§ **What you will do**: Produce the listing below again, exactly as shown.

§ **Exercise materials**:
::::

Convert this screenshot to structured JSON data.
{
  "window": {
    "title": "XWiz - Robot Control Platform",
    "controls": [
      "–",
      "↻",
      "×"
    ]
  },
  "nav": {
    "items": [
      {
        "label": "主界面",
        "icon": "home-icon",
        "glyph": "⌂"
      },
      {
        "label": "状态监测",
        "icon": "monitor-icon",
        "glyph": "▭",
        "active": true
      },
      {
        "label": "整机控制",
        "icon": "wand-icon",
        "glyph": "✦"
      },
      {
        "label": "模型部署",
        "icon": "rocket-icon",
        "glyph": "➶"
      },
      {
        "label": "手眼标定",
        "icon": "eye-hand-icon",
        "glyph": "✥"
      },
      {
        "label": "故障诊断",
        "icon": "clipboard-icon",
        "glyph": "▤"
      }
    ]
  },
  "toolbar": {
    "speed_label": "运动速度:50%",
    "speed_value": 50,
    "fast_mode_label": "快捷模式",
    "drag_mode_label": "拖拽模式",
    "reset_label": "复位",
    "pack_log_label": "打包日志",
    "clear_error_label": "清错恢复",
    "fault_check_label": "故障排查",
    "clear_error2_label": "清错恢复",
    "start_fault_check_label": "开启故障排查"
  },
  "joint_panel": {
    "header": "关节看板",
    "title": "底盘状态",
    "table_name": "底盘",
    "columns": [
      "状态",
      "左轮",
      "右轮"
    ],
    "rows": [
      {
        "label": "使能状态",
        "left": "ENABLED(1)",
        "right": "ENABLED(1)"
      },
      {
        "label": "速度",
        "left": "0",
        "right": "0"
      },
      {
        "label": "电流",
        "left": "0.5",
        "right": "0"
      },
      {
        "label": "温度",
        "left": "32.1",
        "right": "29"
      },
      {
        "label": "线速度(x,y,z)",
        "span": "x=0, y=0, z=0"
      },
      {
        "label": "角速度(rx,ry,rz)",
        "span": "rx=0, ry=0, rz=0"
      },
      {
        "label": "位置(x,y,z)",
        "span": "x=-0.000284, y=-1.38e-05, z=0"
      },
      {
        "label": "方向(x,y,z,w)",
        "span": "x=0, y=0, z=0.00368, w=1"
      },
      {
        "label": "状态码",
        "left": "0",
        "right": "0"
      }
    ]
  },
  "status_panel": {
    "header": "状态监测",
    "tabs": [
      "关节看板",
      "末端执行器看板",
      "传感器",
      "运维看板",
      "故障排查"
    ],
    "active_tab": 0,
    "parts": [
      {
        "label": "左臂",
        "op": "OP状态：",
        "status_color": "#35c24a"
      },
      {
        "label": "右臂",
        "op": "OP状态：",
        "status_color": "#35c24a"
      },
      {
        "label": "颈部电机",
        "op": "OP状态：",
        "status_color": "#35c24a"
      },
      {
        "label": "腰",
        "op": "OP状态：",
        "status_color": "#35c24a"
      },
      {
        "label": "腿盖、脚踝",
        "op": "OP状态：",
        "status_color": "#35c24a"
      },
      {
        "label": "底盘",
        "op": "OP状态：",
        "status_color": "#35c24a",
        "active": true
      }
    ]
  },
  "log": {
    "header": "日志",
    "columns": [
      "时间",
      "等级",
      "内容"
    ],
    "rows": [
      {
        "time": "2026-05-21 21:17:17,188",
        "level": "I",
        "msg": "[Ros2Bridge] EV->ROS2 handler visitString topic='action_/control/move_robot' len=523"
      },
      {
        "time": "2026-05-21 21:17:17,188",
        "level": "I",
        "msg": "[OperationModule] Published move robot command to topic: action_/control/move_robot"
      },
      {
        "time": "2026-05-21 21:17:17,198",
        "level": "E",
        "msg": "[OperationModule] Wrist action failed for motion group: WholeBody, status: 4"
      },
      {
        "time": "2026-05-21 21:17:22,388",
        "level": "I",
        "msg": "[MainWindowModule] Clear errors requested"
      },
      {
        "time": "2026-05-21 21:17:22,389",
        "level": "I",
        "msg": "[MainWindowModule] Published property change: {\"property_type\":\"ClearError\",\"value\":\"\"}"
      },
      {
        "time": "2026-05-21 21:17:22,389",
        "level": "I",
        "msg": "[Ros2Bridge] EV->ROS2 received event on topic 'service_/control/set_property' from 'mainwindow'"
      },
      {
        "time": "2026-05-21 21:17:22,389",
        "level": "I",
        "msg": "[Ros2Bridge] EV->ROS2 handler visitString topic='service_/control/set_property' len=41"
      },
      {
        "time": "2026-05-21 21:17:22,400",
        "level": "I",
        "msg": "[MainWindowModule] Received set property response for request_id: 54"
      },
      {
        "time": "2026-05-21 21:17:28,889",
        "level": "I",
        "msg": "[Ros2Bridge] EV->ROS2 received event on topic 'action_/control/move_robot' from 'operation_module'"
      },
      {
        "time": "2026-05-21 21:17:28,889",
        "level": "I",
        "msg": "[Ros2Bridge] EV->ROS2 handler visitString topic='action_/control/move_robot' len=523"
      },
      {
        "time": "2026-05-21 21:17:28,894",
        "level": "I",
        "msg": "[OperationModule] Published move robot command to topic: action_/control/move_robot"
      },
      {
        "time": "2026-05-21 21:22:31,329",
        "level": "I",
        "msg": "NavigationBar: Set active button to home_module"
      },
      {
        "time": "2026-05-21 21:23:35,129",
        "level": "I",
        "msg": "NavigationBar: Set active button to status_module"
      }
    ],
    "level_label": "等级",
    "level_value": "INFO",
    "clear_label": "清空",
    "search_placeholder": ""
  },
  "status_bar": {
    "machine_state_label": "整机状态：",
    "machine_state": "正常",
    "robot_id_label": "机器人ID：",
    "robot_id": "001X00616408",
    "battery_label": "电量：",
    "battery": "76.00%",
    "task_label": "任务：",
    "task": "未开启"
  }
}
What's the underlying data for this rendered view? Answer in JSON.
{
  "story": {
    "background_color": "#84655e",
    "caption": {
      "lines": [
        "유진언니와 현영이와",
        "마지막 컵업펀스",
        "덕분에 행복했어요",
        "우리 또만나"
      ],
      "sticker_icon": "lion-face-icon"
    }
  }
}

::::

§ **Reply to the exercise**:
Convert this screenshot to structured JSON data.
{
  "window": {
    "title": "XWiz - Robot Control Platform",
    "controls": [
      "–",
      "↻",
      "×"
    ]
  },
  "nav": {
    "items": [
      {
        "label": "主界面",
        "icon": "home-icon",
        "glyph": "⌂"
      },
      {
        "label": "状态监测",
        "icon": "monitor-icon",
        "glyph": "▭",
        "active": true
      },
      {
        "label": "整机控制",
        "icon": "wand-icon",
        "glyph": "✦"
      },
      {
        "label": "模型部署",
        "icon": "rocket-icon",
        "glyph": "➶"
      },
      {
        "label": "手眼标定",
        "icon": "eye-hand-icon",
        "glyph": "✥"
      },
      {
        "label": "故障诊断",
        "icon": "clipboard-icon",
        "glyph": "▤"
      }
    ]
  },
  "toolbar": {
    "speed_label": "运动速度:50%",
    "speed_value": 50,
    "fast_mode_label": "快捷模式",
    "drag_mode_label": "拖拽模式",
    "reset_label": "复位",
    "pack_log_label": "打包日志",
    "clear_error_label": "清错恢复",
    "fault_check_label": "故障排查",
    "clear_error2_label": "清错恢复",
    "start_fault_check_label": "开启故障排查"
  },
  "joint_panel": {
    "header": "关节看板",
    "title": "底盘状态",
    "table_name": "底盘",
    "columns": [
      "状态",
      "左轮",
      "右轮"
    ],
    "rows": [
      {
        "label": "使能状态",
        "left": "ENABLED(1)",
        "right": "ENABLED(1)"
      },
      {
        "label": "速度",
        "left": "0",
        "right": "0"
      },
      {
        "label": "电流",
        "left": "0.5",
        "right": "0"
      },
      {
        "label": "温度",
        "left": "32.1",
        "right": "29"
      },
      {
        "label": "线速度(x,y,z)",
        "span": "x=0, y=0, z=0"
      },
      {
        "label": "角速度(rx,ry,rz)",
        "span": "rx=0, ry=0, rz=0"
      },
      {
        "label": "位置(x,y,z)",
        "span": "x=-0.000284, y=-1.38e-05, z=0"
      },
      {
        "label": "方向(x,y,z,w)",
        "span": "x=0, y=0, z=0.00368, w=1"
      },
      {
        "label": "状态码",
        "left": "0",
        "right": "0"
      }
    ]
  },
  "status_panel": {
    "header": "状态监测",
    "tabs": [
      "关节看板",
      "末端执行器看板",
      "传感器",
      "运维看板",
      "故障排查"
    ],
    "active_tab": 0,
    "parts": [
      {
        "label": "左臂",
        "op": "OP状态：",
        "status_color": "#35c24a"
      },
      {
        "label": "右臂",
        "op": "OP状态：",
        "status_color": "#35c24a"
      },
      {
        "label": "颈部电机",
        "op": "OP状态：",
        "status_color": "#35c24a"
      },
      {
        "label": "腰",
        "op": "OP状态：",
        "status_color": "#35c24a"
      },
      {
        "label": "腿盖、脚踝",
        "op": "OP状态：",
        "status_color": "#35c24a"
      },
      {
        "label": "底盘",
        "op": "OP状态：",
        "status_color": "#35c24a",
        "active": true
      }
    ]
  },
  "log": {
    "header": "日志",
    "columns": [
      "时间",
      "等级",
      "内容"
    ],
    "rows": [
      {
        "time": "2026-05-21 21:17:17,188",
        "level": "I",
        "msg": "[Ros2Bridge] EV->ROS2 handler visitString topic='action_/control/move_robot' len=523"
      },
      {
        "time": "2026-05-21 21:17:17,188",
        "level": "I",
        "msg": "[OperationModule] Published move robot command to topic: action_/control/move_robot"
      },
      {
        "time": "2026-05-21 21:17:17,198",
        "level": "E",
        "msg": "[OperationModule] Wrist action failed for motion group: WholeBody, status: 4"
      },
      {
        "time": "2026-05-21 21:17:22,388",
        "level": "I",
        "msg": "[MainWindowModule] Clear errors requested"
      },
      {
        "time": "2026-05-21 21:17:22,389",
        "level": "I",
        "msg": "[MainWindowModule] Published property change: {\"property_type\":\"ClearError\",\"value\":\"\"}"
      },
      {
        "time": "2026-05-21 21:17:22,389",
        "level": "I",
        "msg": "[Ros2Bridge] EV->ROS2 received event on topic 'service_/control/set_property' from 'mainwindow'"
      },
      {
        "time": "2026-05-21 21:17:22,389",
        "level": "I",
        "msg": "[Ros2Bridge] EV->ROS2 handler visitString topic='service_/control/set_property' len=41"
      },
      {
        "time": "2026-05-21 21:17:22,400",
        "level": "I",
        "msg": "[MainWindowModule] Received set property response for request_id: 54"
      },
      {
        "time": "2026-05-21 21:17:28,889",
        "level": "I",
        "msg": "[Ros2Bridge] EV->ROS2 received event on topic 'action_/control/move_robot' from 'operation_module'"
      },
      {
        "time": "2026-05-21 21:17:28,889",
        "level": "I",
        "msg": "[Ros2Bridge] EV->ROS2 handler visitString topic='action_/control/move_robot' len=523"
      },
      {
        "time": "2026-05-21 21:17:28,894",
        "level": "I",
        "msg": "[OperationModule] Published move robot command to topic: action_/control/move_robot"
      },
      {
        "time": "2026-05-21 21:22:31,329",
        "level": "I",
        "msg": "NavigationBar: Set active button to home_module"
      },
      {
        "time": "2026-05-21 21:23:35,129",
        "level": "I",
        "msg": "NavigationBar: Set active button to status_module"
      }
    ],
    "level_label": "等级",
    "level_value": "INFO",
    "clear_label": "清空",
    "search_placeholder": ""
  },
  "status_bar": {
    "machine_state_label": "整机状态：",
    "machine_state": "正常",
    "robot_id_label": "机器人ID：",
    "robot_id": "001X00616408",
    "battery_label": "电量：",
    "battery": "76.00%",
    "task_label": "任务：",
    "task": "未开启"
  }
}
What's the underlying data for this rendered view? Answer in JSON.
{
  "story": {
    "background_color": "#84655e",
    "caption": {
      "lines": [
        "유진언니와 현영이와",
        "마지막 컵업펀스",
        "덕분에 행복했어요",
        "우리 또만나"
      ],
      "sticker_icon": "lion-face-icon"
    }
  }
}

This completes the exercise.